In this exercise, reproduce all the entries that follow exactly.

_ _ _ _ _

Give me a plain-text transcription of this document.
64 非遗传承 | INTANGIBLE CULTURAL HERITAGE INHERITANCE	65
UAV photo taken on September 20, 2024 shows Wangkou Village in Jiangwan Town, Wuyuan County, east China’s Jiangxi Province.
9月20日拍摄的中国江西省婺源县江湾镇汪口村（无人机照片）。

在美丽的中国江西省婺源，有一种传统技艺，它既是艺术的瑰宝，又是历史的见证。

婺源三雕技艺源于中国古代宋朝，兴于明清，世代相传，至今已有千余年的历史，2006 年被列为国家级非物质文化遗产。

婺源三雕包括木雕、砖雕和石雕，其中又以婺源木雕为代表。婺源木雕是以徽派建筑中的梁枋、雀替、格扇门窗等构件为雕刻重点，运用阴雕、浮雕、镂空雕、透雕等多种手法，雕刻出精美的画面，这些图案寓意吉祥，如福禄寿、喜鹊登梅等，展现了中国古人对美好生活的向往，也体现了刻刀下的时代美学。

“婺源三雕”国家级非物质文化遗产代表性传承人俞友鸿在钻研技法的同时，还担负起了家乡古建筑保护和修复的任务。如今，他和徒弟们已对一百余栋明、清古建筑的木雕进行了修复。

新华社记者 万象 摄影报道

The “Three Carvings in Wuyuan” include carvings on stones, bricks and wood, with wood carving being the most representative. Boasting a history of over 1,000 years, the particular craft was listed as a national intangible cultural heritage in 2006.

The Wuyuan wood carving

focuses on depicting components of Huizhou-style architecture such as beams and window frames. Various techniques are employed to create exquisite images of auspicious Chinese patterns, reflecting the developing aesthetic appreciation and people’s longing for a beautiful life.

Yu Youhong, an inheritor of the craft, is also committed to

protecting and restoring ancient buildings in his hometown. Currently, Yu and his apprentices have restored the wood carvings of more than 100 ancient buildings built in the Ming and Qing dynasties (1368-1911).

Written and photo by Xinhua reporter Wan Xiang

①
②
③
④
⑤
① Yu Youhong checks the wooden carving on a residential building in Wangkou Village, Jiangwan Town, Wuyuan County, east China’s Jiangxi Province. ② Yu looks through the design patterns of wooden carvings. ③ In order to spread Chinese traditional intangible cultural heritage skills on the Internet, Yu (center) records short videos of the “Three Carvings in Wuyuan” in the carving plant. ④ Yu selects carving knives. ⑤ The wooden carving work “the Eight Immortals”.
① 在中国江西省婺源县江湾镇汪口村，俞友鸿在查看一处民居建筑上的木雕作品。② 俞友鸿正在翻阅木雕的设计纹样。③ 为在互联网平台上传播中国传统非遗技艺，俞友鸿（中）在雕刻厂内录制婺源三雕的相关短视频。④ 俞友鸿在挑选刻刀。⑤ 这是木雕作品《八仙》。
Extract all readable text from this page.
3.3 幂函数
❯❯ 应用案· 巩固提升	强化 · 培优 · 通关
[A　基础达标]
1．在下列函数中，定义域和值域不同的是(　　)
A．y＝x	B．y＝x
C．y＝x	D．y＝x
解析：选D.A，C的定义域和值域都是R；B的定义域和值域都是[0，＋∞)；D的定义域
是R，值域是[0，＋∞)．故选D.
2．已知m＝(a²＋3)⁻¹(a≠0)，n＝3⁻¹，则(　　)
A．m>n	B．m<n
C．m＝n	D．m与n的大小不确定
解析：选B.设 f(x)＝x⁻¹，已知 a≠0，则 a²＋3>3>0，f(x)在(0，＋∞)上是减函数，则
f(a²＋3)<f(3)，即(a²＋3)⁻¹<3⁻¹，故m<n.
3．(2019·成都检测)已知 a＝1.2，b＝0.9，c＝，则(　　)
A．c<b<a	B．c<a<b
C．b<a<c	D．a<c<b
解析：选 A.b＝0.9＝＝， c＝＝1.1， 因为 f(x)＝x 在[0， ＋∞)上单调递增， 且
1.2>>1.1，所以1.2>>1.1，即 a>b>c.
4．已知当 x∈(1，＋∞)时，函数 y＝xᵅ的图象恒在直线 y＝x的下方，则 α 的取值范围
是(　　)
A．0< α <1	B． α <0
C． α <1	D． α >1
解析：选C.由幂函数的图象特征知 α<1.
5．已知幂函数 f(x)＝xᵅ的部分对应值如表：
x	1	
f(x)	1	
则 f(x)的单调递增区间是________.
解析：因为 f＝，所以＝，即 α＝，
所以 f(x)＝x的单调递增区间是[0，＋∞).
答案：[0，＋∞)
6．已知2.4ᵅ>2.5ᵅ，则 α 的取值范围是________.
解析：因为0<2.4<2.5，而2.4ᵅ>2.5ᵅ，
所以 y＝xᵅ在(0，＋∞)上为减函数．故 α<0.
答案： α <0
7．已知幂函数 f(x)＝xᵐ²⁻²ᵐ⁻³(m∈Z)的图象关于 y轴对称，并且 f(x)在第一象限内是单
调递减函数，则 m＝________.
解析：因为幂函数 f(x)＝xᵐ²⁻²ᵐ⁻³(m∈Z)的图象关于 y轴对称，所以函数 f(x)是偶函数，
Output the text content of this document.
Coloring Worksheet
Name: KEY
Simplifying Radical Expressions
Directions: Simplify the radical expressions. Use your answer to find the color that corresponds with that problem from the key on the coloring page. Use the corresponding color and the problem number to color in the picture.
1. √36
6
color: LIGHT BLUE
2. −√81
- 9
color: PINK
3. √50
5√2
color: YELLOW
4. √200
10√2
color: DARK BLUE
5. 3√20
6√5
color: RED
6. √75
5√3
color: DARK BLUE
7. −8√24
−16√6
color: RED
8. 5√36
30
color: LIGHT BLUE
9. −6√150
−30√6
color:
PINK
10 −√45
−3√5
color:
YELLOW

_ _ _ _ _

▶ ANSWER TO THIS PROBLEM:
Give me a plain-text transcription of this document.
64 非遗传承 | INTANGIBLE CULTURAL HERITAGE INHERITANCE	65
UAV photo taken on September 20, 2024 shows Wangkou Village in Jiangwan Town, Wuyuan County, east China’s Jiangxi Province.
9月20日拍摄的中国江西省婺源县江湾镇汪口村（无人机照片）。

在美丽的中国江西省婺源，有一种传统技艺，它既是艺术的瑰宝，又是历史的见证。

婺源三雕技艺源于中国古代宋朝，兴于明清，世代相传，至今已有千余年的历史，2006 年被列为国家级非物质文化遗产。

婺源三雕包括木雕、砖雕和石雕，其中又以婺源木雕为代表。婺源木雕是以徽派建筑中的梁枋、雀替、格扇门窗等构件为雕刻重点，运用阴雕、浮雕、镂空雕、透雕等多种手法，雕刻出精美的画面，这些图案寓意吉祥，如福禄寿、喜鹊登梅等，展现了中国古人对美好生活的向往，也体现了刻刀下的时代美学。

“婺源三雕”国家级非物质文化遗产代表性传承人俞友鸿在钻研技法的同时，还担负起了家乡古建筑保护和修复的任务。如今，他和徒弟们已对一百余栋明、清古建筑的木雕进行了修复。

新华社记者 万象 摄影报道

The “Three Carvings in Wuyuan” include carvings on stones, bricks and wood, with wood carving being the most representative. Boasting a history of over 1,000 years, the particular craft was listed as a national intangible cultural heritage in 2006.

The Wuyuan wood carving

focuses on depicting components of Huizhou-style architecture such as beams and window frames. Various techniques are employed to create exquisite images of auspicious Chinese patterns, reflecting the developing aesthetic appreciation and people’s longing for a beautiful life.

Yu Youhong, an inheritor of the craft, is also committed to

protecting and restoring ancient buildings in his hometown. Currently, Yu and his apprentices have restored the wood carvings of more than 100 ancient buildings built in the Ming and Qing dynasties (1368-1911).

Written and photo by Xinhua reporter Wan Xiang

①
②
③
④
⑤
① Yu Youhong checks the wooden carving on a residential building in Wangkou Village, Jiangwan Town, Wuyuan County, east China’s Jiangxi Province. ② Yu looks through the design patterns of wooden carvings. ③ In order to spread Chinese traditional intangible cultural heritage skills on the Internet, Yu (center) records short videos of the “Three Carvings in Wuyuan” in the carving plant. ④ Yu selects carving knives. ⑤ The wooden carving work “the Eight Immortals”.
① 在中国江西省婺源县江湾镇汪口村，俞友鸿在查看一处民居建筑上的木雕作品。② 俞友鸿正在翻阅木雕的设计纹样。③ 为在互联网平台上传播中国传统非遗技艺，俞友鸿（中）在雕刻厂内录制婺源三雕的相关短视频。④ 俞友鸿在挑选刻刀。⑤ 这是木雕作品《八仙》。
Extract all readable text from this page.
3.3 幂函数
❯❯ 应用案· 巩固提升	强化 · 培优 · 通关
[A　基础达标]
1．在下列函数中，定义域和值域不同的是(　　)
A．y＝x	B．y＝x
C．y＝x	D．y＝x
解析：选D.A，C的定义域和值域都是R；B的定义域和值域都是[0，＋∞)；D的定义域
是R，值域是[0，＋∞)．故选D.
2．已知m＝(a²＋3)⁻¹(a≠0)，n＝3⁻¹，则(　　)
A．m>n	B．m<n
C．m＝n	D．m与n的大小不确定
解析：选B.设 f(x)＝x⁻¹，已知 a≠0，则 a²＋3>3>0，f(x)在(0，＋∞)上是减函数，则
f(a²＋3)<f(3)，即(a²＋3)⁻¹<3⁻¹，故m<n.
3．(2019·成都检测)已知 a＝1.2，b＝0.9，c＝，则(　　)
A．c<b<a	B．c<a<b
C．b<a<c	D．a<c<b
解析：选 A.b＝0.9＝＝， c＝＝1.1， 因为 f(x)＝x 在[0， ＋∞)上单调递增， 且
1.2>>1.1，所以1.2>>1.1，即 a>b>c.
4．已知当 x∈(1，＋∞)时，函数 y＝xᵅ的图象恒在直线 y＝x的下方，则 α 的取值范围
是(　　)
A．0< α <1	B． α <0
C． α <1	D． α >1
解析：选C.由幂函数的图象特征知 α<1.
5．已知幂函数 f(x)＝xᵅ的部分对应值如表：
x	1	
f(x)	1	
则 f(x)的单调递增区间是________.
解析：因为 f＝，所以＝，即 α＝，
所以 f(x)＝x的单调递增区间是[0，＋∞).
答案：[0，＋∞)
6．已知2.4ᵅ>2.5ᵅ，则 α 的取值范围是________.
解析：因为0<2.4<2.5，而2.4ᵅ>2.5ᵅ，
所以 y＝xᵅ在(0，＋∞)上为减函数．故 α<0.
答案： α <0
7．已知幂函数 f(x)＝xᵐ²⁻²ᵐ⁻³(m∈Z)的图象关于 y轴对称，并且 f(x)在第一象限内是单
调递减函数，则 m＝________.
解析：因为幂函数 f(x)＝xᵐ²⁻²ᵐ⁻³(m∈Z)的图象关于 y轴对称，所以函数 f(x)是偶函数，
Output the text content of this document.
Coloring Worksheet
Name: KEY
Simplifying Radical Expressions
Directions: Simplify the radical expressions. Use your answer to find the color that corresponds with that problem from the key on the coloring page. Use the corresponding color and the problem number to color in the picture.
1. √36
6
color: LIGHT BLUE
2. −√81
- 9
color: PINK
3. √50
5√2
color: YELLOW
4. √200
10√2
color: DARK BLUE
5. 3√20
6√5
color: RED
6. √75
5√3
color: DARK BLUE
7. −8√24
−16√6
color: RED
8. 5√36
30
color: LIGHT BLUE
9. −6√150
−30√6
color:
PINK
10 −√45
−3√5
color:
YELLOW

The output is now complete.